• **WHAT YOU SHOULD DO**: Copy out the data below as written; omit any images.
=== RECORDED DATA ===
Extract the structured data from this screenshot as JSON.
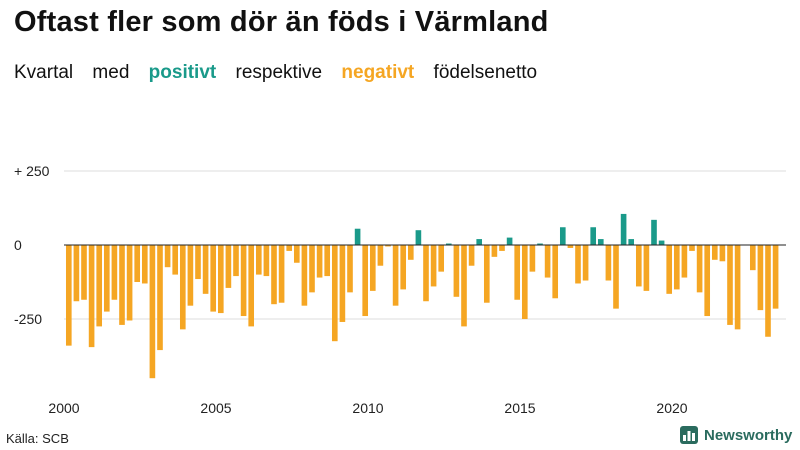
{
  "title": "Oftast fler som dör än föds i Värmland",
  "subtitle": {
    "w1": "Kvartal",
    "w2": "med",
    "positive": "positivt",
    "w3": "respektive",
    "negative": "negativt",
    "w4": "födelsenetto"
  },
  "source": "Källa: SCB",
  "brand": "Newsworthy",
  "colors": {
    "positive": "#1a9a8a",
    "negative": "#f5a623",
    "grid": "#dddddd",
    "zero": "#222222",
    "brand": "#2a6b5e"
  },
  "chart_data": {
    "type": "bar",
    "title": "Oftast fler som dör än föds i Värmland",
    "xlabel": "",
    "ylabel": "",
    "ylim": [
      -450,
      280
    ],
    "y_ticks": [
      250,
      0,
      -250
    ],
    "y_tick_labels": [
      "+ 250",
      "0",
      "-250"
    ],
    "x_ticks": [
      2000,
      2005,
      2010,
      2015,
      2020
    ],
    "x_tick_labels": [
      "2000",
      "2005",
      "2010",
      "2015",
      "2020"
    ],
    "start_year": 2000,
    "periods_per_year": 4,
    "values": [
      -340,
      -190,
      -185,
      -345,
      -275,
      -225,
      -185,
      -270,
      -255,
      -125,
      -130,
      -450,
      -355,
      -75,
      -100,
      -285,
      -205,
      -115,
      -165,
      -225,
      -230,
      -145,
      -105,
      -240,
      -275,
      -100,
      -105,
      -200,
      -195,
      -20,
      -60,
      -205,
      -160,
      -110,
      -105,
      -325,
      -260,
      -160,
      55,
      -240,
      -155,
      -70,
      -5,
      -205,
      -150,
      -50,
      50,
      -190,
      -140,
      -90,
      5,
      -175,
      -275,
      -70,
      20,
      -195,
      -40,
      -20,
      25,
      -185,
      -250,
      -90,
      5,
      -110,
      -180,
      60,
      -10,
      -130,
      -120,
      60,
      20,
      -120,
      -215,
      105,
      20,
      -140,
      -155,
      85,
      15,
      -165,
      -150,
      -110,
      -20,
      -160,
      -240,
      -50,
      -55,
      -270,
      -285,
      0,
      -85,
      -220,
      -310,
      -215
    ]
  }
}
===
• **THE REPLY**:
Extract the structured data from this screenshot as JSON.
{
  "title": "Oftast fler som dör än föds i Värmland",
  "subtitle": {
    "w1": "Kvartal",
    "w2": "med",
    "positive": "positivt",
    "w3": "respektive",
    "negative": "negativt",
    "w4": "födelsenetto"
  },
  "source": "Källa: SCB",
  "brand": "Newsworthy",
  "colors": {
    "positive": "#1a9a8a",
    "negative": "#f5a623",
    "grid": "#dddddd",
    "zero": "#222222",
    "brand": "#2a6b5e"
  },
  "chart_data": {
    "type": "bar",
    "title": "Oftast fler som dör än föds i Värmland",
    "xlabel": "",
    "ylabel": "",
    "ylim": [
      -450,
      280
    ],
    "y_ticks": [
      250,
      0,
      -250
    ],
    "y_tick_labels": [
      "+ 250",
      "0",
      "-250"
    ],
    "x_ticks": [
      2000,
      2005,
      2010,
      2015,
      2020
    ],
    "x_tick_labels": [
      "2000",
      "2005",
      "2010",
      "2015",
      "2020"
    ],
    "start_year": 2000,
    "periods_per_year": 4,
    "values": [
      -340,
      -190,
      -185,
      -345,
      -275,
      -225,
      -185,
      -270,
      -255,
      -125,
      -130,
      -450,
      -355,
      -75,
      -100,
      -285,
      -205,
      -115,
      -165,
      -225,
      -230,
      -145,
      -105,
      -240,
      -275,
      -100,
      -105,
      -200,
      -195,
      -20,
      -60,
      -205,
      -160,
      -110,
      -105,
      -325,
      -260,
      -160,
      55,
      -240,
      -155,
      -70,
      -5,
      -205,
      -150,
      -50,
      50,
      -190,
      -140,
      -90,
      5,
      -175,
      -275,
      -70,
      20,
      -195,
      -40,
      -20,
      25,
      -185,
      -250,
      -90,
      5,
      -110,
      -180,
      60,
      -10,
      -130,
      -120,
      60,
      20,
      -120,
      -215,
      105,
      20,
      -140,
      -155,
      85,
      15,
      -165,
      -150,
      -110,
      -20,
      -160,
      -240,
      -50,
      -55,
      -270,
      -285,
      0,
      -85,
      -220,
      -310,
      -215
    ]
  }
}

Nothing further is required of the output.